> **What you should do**: Return the whole listing, keeping every character the same.
START Data provided
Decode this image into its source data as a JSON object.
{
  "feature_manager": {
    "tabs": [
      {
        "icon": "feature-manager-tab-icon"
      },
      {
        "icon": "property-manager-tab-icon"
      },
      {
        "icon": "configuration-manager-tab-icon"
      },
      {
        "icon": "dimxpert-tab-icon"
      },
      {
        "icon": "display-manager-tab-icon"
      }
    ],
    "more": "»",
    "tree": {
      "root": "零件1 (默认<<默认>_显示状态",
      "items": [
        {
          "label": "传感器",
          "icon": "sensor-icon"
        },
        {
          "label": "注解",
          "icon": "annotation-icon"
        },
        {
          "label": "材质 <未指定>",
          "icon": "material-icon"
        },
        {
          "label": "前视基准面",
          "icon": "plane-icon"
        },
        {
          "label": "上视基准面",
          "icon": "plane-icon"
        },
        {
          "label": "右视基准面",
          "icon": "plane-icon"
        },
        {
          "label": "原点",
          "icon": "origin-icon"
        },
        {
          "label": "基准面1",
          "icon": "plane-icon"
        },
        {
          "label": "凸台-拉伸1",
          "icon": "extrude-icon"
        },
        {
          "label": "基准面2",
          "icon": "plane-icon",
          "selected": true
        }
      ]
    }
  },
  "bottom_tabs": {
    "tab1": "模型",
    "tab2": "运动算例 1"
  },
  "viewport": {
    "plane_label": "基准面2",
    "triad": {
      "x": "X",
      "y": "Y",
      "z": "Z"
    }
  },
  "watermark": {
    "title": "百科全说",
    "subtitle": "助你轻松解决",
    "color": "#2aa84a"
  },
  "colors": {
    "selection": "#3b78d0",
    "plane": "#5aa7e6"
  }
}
END Data provided
> **Expected answer**:
Decode this image into its source data as a JSON object.
{
  "feature_manager": {
    "tabs": [
      {
        "icon": "feature-manager-tab-icon"
      },
      {
        "icon": "property-manager-tab-icon"
      },
      {
        "icon": "configuration-manager-tab-icon"
      },
      {
        "icon": "dimxpert-tab-icon"
      },
      {
        "icon": "display-manager-tab-icon"
      }
    ],
    "more": "»",
    "tree": {
      "root": "零件1 (默认<<默认>_显示状态",
      "items": [
        {
          "label": "传感器",
          "icon": "sensor-icon"
        },
        {
          "label": "注解",
          "icon": "annotation-icon"
        },
        {
          "label": "材质 <未指定>",
          "icon": "material-icon"
        },
        {
          "label": "前视基准面",
          "icon": "plane-icon"
        },
        {
          "label": "上视基准面",
          "icon": "plane-icon"
        },
        {
          "label": "右视基准面",
          "icon": "plane-icon"
        },
        {
          "label": "原点",
          "icon": "origin-icon"
        },
        {
          "label": "基准面1",
          "icon": "plane-icon"
        },
        {
          "label": "凸台-拉伸1",
          "icon": "extrude-icon"
        },
        {
          "label": "基准面2",
          "icon": "plane-icon",
          "selected": true
        }
      ]
    }
  },
  "bottom_tabs": {
    "tab1": "模型",
    "tab2": "运动算例 1"
  },
  "viewport": {
    "plane_label": "基准面2",
    "triad": {
      "x": "X",
      "y": "Y",
      "z": "Z"
    }
  },
  "watermark": {
    "title": "百科全说",
    "subtitle": "助你轻松解决",
    "color": "#2aa84a"
  },
  "colors": {
    "selection": "#3b78d0",
    "plane": "#5aa7e6"
  }
}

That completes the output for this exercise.